## Begin Records supplied
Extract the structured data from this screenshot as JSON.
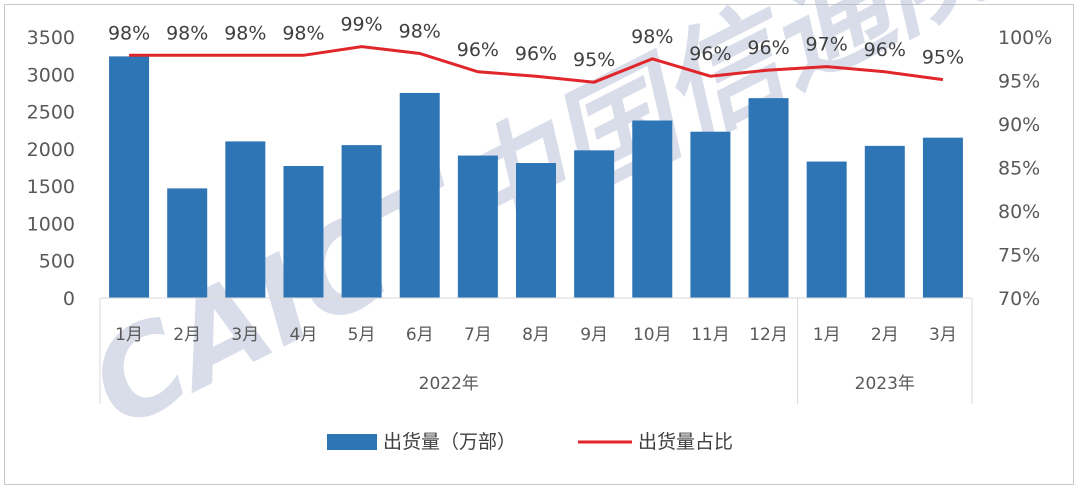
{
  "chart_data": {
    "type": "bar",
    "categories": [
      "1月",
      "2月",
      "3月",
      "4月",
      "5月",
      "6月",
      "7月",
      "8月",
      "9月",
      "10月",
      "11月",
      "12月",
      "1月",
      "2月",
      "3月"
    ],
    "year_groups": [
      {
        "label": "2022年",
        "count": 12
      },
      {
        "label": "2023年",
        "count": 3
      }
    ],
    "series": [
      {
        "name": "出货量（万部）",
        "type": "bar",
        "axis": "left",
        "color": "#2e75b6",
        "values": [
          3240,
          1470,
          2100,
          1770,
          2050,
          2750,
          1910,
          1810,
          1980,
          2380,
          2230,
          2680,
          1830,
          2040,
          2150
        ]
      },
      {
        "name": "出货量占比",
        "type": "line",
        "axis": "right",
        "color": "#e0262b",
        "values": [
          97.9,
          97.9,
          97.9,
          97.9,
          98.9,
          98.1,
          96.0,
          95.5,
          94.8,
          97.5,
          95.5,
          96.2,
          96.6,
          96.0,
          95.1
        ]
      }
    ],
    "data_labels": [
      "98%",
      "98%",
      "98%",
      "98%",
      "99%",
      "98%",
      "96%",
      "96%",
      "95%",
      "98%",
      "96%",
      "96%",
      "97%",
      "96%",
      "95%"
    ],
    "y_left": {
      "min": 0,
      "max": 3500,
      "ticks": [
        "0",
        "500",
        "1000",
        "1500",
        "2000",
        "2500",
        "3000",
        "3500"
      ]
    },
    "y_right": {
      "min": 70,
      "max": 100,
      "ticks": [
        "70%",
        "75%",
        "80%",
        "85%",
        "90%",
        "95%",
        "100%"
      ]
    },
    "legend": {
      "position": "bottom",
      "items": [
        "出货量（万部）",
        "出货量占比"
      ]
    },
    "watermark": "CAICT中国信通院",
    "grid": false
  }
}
## End Records supplied
▶ [Written task]:
Print every entry exactly as written, without the pictures.

▶ [Answer]:
Extract the structured data from this screenshot as JSON.
{
  "chart_data": {
    "type": "bar",
    "categories": [
      "1月",
      "2月",
      "3月",
      "4月",
      "5月",
      "6月",
      "7月",
      "8月",
      "9月",
      "10月",
      "11月",
      "12月",
      "1月",
      "2月",
      "3月"
    ],
    "year_groups": [
      {
        "label": "2022年",
        "count": 12
      },
      {
        "label": "2023年",
        "count": 3
      }
    ],
    "series": [
      {
        "name": "出货量（万部）",
        "type": "bar",
        "axis": "left",
        "color": "#2e75b6",
        "values": [
          3240,
          1470,
          2100,
          1770,
          2050,
          2750,
          1910,
          1810,
          1980,
          2380,
          2230,
          2680,
          1830,
          2040,
          2150
        ]
      },
      {
        "name": "出货量占比",
        "type": "line",
        "axis": "right",
        "color": "#e0262b",
        "values": [
          97.9,
          97.9,
          97.9,
          97.9,
          98.9,
          98.1,
          96.0,
          95.5,
          94.8,
          97.5,
          95.5,
          96.2,
          96.6,
          96.0,
          95.1
        ]
      }
    ],
    "data_labels": [
      "98%",
      "98%",
      "98%",
      "98%",
      "99%",
      "98%",
      "96%",
      "96%",
      "95%",
      "98%",
      "96%",
      "96%",
      "97%",
      "96%",
      "95%"
    ],
    "y_left": {
      "min": 0,
      "max": 3500,
      "ticks": [
        "0",
        "500",
        "1000",
        "1500",
        "2000",
        "2500",
        "3000",
        "3500"
      ]
    },
    "y_right": {
      "min": 70,
      "max": 100,
      "ticks": [
        "70%",
        "75%",
        "80%",
        "85%",
        "90%",
        "95%",
        "100%"
      ]
    },
    "legend": {
      "position": "bottom",
      "items": [
        "出货量（万部）",
        "出货量占比"
      ]
    },
    "watermark": "CAICT中国信通院",
    "grid": false
  }
}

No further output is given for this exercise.